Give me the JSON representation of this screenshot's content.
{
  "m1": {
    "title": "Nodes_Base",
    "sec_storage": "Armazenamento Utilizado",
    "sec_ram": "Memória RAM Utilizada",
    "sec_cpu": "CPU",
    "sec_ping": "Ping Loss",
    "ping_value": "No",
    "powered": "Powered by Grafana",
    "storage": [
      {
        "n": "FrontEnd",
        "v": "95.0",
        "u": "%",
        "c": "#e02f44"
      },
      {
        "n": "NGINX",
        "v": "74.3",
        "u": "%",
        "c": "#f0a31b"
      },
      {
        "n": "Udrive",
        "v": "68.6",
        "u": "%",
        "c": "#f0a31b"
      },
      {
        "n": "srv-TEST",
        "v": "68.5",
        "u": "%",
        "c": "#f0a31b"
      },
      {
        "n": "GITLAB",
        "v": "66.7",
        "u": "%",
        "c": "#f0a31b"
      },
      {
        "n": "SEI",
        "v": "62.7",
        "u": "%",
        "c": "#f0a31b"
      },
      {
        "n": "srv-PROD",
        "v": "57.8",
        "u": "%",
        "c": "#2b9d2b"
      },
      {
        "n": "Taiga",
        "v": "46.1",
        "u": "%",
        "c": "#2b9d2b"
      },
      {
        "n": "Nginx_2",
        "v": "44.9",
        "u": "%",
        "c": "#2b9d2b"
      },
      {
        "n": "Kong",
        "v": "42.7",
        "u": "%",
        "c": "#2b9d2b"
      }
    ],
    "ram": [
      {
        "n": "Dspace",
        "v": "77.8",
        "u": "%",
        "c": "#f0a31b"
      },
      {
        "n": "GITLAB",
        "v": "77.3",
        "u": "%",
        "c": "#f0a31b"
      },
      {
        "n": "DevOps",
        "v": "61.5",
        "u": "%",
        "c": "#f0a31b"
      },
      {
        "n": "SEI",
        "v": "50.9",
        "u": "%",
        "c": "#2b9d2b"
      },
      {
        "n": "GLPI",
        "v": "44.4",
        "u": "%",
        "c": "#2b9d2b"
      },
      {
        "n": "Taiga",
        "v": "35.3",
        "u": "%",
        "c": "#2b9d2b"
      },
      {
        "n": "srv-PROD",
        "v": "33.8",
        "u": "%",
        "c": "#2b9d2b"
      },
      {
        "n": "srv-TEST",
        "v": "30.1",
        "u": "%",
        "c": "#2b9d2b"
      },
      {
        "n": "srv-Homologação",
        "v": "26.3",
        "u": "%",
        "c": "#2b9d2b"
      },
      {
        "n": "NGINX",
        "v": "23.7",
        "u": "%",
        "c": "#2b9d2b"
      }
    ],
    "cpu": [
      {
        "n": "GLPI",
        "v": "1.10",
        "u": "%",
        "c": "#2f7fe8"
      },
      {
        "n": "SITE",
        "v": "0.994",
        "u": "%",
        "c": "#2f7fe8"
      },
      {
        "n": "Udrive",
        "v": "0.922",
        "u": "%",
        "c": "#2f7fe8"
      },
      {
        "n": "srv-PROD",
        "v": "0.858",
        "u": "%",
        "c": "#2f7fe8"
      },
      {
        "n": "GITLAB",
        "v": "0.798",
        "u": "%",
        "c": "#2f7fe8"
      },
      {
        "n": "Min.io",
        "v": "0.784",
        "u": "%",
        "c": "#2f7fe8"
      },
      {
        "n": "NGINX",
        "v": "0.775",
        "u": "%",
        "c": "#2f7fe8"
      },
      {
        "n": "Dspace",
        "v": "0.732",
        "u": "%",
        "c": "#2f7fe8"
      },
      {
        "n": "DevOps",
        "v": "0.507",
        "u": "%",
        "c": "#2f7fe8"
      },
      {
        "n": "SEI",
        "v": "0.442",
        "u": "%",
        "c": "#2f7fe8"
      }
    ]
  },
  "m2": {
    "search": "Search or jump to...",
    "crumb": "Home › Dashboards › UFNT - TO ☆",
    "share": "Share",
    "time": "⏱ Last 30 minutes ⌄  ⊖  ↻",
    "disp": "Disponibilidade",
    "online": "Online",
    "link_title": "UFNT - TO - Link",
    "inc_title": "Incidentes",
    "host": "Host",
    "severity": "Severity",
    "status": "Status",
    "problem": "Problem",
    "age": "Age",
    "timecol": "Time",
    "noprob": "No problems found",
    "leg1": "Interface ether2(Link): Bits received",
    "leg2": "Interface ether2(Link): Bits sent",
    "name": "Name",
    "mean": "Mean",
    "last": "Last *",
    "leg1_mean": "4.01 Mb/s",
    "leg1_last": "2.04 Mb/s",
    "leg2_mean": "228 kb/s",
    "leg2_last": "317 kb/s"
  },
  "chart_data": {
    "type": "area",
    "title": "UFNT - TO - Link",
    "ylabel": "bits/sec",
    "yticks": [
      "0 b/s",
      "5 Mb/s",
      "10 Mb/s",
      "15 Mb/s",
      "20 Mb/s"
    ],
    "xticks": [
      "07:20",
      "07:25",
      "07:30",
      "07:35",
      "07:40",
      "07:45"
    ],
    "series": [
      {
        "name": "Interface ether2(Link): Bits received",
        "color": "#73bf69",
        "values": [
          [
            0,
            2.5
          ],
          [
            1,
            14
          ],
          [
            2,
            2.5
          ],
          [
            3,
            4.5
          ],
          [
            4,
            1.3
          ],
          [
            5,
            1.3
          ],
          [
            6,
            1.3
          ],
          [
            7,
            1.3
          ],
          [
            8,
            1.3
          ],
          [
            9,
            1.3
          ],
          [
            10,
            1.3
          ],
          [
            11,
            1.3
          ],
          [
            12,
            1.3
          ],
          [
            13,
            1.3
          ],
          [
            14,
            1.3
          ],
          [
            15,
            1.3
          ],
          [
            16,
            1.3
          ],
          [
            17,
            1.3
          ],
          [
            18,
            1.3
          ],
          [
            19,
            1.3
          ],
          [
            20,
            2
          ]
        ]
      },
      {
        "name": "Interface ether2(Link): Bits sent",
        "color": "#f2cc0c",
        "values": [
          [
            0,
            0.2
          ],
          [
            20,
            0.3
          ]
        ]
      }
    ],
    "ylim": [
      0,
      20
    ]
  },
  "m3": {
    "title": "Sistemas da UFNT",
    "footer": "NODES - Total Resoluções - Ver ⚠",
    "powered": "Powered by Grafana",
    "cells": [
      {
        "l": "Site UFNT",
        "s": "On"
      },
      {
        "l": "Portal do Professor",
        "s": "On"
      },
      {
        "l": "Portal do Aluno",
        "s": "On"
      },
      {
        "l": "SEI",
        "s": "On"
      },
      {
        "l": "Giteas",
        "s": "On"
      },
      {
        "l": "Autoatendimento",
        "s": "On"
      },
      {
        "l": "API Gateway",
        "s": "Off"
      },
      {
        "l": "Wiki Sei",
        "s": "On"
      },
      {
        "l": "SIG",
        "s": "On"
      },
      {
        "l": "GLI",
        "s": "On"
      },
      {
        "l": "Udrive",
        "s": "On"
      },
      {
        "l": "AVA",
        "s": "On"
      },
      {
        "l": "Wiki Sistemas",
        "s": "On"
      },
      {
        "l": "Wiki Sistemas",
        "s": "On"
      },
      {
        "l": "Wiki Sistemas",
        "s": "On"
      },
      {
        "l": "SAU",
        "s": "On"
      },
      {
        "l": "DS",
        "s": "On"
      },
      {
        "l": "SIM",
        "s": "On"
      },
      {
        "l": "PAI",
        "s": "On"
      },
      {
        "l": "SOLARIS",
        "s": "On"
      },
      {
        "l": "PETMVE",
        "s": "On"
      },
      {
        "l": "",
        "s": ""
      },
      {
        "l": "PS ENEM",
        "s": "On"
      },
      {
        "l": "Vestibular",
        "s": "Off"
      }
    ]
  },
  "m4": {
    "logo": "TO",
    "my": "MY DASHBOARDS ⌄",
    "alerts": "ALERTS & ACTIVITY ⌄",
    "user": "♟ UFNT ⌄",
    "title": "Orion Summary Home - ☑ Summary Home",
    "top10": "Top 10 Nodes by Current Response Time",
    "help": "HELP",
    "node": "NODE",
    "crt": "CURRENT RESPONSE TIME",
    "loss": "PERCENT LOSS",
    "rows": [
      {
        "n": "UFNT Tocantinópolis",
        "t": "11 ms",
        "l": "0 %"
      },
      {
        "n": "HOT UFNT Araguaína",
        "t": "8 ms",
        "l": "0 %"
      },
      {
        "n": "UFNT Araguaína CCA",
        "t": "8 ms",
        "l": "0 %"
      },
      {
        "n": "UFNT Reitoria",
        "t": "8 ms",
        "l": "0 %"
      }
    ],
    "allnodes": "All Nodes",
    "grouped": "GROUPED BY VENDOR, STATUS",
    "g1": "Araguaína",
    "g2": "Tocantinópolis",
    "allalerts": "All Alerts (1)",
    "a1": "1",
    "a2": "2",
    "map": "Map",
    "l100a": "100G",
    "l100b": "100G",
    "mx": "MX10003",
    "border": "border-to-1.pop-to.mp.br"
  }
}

● **OBJECTIVE**: Extract, from the material above, each line holding the word "Home".

● **RESPONSE TO THIS EXERCISE**:
    "crumb": "Home › Dashboards › UFNT - TO ☆",
    "title": "Orion Summary Home - ☑ Summary Home",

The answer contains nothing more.